Stated problem — Select, from the material below, each line with "name" in it.

Data for this exercise —

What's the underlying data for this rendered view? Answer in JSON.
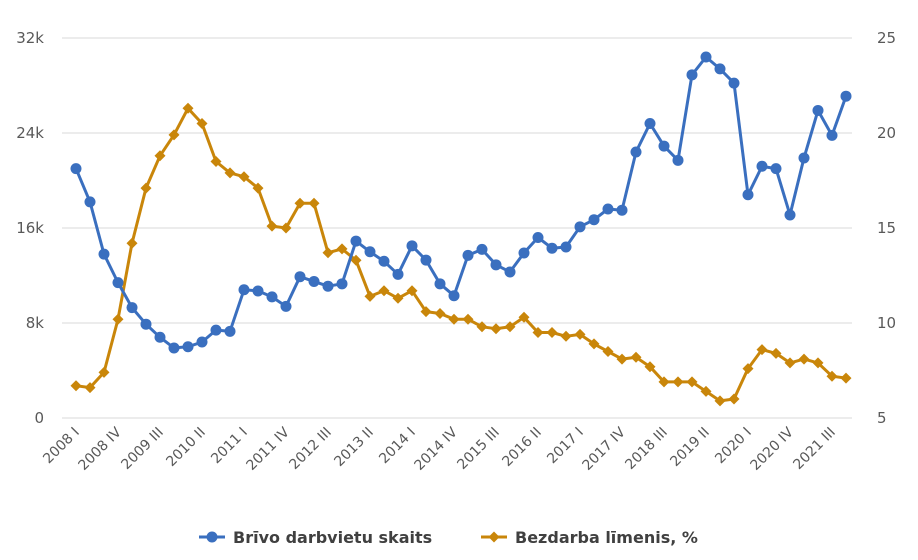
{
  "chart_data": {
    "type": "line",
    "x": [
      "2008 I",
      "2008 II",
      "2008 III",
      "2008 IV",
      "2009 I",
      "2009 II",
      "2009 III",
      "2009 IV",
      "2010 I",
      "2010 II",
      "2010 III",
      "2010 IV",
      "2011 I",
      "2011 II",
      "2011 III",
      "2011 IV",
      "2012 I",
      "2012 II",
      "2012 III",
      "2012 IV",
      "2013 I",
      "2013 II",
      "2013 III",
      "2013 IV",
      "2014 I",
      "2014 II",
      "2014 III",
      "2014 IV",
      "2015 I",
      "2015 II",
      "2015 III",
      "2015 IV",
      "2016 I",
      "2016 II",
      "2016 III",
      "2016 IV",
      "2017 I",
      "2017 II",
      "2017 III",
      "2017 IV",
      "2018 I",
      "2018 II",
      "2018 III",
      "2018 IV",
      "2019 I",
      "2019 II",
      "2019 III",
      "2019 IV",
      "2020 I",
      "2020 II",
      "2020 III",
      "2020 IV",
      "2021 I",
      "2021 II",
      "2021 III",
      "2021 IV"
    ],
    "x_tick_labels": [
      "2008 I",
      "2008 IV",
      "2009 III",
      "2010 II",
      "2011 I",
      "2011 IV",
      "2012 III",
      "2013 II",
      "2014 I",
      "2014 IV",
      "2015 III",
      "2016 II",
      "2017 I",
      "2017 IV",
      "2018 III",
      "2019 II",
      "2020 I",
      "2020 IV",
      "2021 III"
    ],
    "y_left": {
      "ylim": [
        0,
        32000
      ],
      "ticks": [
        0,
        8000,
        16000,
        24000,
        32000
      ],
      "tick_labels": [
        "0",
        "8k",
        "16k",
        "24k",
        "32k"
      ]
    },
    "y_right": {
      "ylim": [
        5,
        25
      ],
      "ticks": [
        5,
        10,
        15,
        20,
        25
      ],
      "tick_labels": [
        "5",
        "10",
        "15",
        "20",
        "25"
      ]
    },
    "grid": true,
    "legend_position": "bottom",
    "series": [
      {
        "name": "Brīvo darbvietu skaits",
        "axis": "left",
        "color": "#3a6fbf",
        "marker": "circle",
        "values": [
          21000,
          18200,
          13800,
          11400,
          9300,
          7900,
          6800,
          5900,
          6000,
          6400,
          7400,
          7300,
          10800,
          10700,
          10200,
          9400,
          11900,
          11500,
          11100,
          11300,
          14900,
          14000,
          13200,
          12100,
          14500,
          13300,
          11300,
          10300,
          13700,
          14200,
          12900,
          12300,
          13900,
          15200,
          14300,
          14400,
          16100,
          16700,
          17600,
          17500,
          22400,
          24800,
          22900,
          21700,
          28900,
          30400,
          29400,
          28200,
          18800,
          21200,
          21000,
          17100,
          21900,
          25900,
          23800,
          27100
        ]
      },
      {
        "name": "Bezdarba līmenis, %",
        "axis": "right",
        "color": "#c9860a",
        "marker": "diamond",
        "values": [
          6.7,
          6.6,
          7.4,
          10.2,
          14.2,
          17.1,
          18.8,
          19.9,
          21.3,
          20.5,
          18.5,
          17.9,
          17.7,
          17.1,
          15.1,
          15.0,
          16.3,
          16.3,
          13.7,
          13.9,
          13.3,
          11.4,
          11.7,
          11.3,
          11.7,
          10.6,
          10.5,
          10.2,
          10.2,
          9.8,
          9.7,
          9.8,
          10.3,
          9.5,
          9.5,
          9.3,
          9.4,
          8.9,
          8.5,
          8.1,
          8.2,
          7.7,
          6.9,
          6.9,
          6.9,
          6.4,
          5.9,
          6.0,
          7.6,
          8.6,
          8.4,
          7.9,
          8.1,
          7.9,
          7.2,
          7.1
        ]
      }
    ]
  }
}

Finished exercise —
        "name": "Brīvo darbvietu skaits",
        "name": "Bezdarba līmenis, %",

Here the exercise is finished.